> [Directions for this task]
Copy out each line below that has the word "根据句中的" in it.

:::

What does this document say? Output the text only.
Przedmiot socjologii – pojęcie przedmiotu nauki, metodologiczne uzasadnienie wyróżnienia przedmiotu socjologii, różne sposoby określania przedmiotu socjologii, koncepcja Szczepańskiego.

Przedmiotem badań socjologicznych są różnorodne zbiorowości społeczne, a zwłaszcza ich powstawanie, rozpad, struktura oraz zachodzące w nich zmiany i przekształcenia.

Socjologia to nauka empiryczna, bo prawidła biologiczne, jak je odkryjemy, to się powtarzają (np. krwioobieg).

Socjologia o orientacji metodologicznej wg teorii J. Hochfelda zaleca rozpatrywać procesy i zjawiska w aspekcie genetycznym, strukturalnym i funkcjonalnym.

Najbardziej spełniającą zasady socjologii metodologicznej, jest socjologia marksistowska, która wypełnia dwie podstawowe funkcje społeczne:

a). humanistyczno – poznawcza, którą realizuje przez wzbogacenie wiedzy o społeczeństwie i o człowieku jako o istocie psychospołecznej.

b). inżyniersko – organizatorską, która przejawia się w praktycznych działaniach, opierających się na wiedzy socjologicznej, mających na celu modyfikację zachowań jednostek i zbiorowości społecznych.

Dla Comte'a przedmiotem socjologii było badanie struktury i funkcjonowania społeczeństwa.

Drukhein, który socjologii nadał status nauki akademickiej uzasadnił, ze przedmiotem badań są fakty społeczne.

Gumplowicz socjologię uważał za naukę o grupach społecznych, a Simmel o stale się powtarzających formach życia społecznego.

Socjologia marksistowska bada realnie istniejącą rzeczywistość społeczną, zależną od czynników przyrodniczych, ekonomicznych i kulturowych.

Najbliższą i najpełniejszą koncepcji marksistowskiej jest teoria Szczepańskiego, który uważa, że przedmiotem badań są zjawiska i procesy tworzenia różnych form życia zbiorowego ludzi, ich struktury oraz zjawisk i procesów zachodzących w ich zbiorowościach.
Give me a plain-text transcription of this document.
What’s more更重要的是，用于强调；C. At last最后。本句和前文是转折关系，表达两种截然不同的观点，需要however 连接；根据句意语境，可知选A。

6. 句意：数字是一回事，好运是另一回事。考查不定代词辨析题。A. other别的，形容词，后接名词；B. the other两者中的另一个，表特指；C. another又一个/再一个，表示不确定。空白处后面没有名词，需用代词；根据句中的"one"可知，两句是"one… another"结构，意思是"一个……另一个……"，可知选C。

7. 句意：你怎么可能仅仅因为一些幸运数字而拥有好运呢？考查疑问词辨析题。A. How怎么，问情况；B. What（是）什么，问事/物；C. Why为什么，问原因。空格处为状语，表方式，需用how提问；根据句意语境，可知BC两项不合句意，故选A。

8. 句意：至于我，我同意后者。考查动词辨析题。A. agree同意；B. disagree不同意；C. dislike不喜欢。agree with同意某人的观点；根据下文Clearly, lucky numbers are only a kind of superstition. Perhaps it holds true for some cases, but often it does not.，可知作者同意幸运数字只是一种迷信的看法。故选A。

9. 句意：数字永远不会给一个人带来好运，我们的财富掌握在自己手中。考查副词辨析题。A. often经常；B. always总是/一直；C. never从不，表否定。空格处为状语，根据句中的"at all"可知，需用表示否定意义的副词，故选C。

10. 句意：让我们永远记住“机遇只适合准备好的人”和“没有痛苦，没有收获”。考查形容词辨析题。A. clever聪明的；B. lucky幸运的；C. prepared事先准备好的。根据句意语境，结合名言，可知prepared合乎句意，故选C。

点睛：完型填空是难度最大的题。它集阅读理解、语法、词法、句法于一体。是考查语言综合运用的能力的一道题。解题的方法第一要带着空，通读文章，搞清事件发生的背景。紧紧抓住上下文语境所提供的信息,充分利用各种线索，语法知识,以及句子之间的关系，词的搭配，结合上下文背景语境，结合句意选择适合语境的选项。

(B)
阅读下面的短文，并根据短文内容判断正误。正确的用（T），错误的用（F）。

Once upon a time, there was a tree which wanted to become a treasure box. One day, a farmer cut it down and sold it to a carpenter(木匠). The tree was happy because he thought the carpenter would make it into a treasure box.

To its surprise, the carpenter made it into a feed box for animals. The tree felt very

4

:::

> [The result]
6. 句意：数字是一回事，好运是另一回事。考查不定代词辨析题。A. other别的，形容词，后接名词；B. the other两者中的另一个，表特指；C. another又一个/再一个，表示不确定。空白处后面没有名词，需用代词；根据句中的"one"可知，两句是"one… another"结构，意思是"一个……另一个……"，可知选C。
9. 句意：数字永远不会给一个人带来好运，我们的财富掌握在自己手中。考查副词辨析题。A. often经常；B. always总是/一直；C. never从不，表否定。空格处为状语，根据句中的"at all"可知，需用表示否定意义的副词，故选C。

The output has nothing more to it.